Data entries:
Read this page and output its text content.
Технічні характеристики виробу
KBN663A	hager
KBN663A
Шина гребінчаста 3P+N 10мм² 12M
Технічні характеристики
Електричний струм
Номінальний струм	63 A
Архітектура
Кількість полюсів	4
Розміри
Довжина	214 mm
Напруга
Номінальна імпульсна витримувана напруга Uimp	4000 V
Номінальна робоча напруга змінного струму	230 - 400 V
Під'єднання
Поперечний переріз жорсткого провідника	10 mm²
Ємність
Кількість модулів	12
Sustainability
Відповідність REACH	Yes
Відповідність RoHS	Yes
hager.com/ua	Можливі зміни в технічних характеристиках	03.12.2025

Exercise prompt
From the records above, report the count of lines containing "характеристики" and nothing more.

Final result
2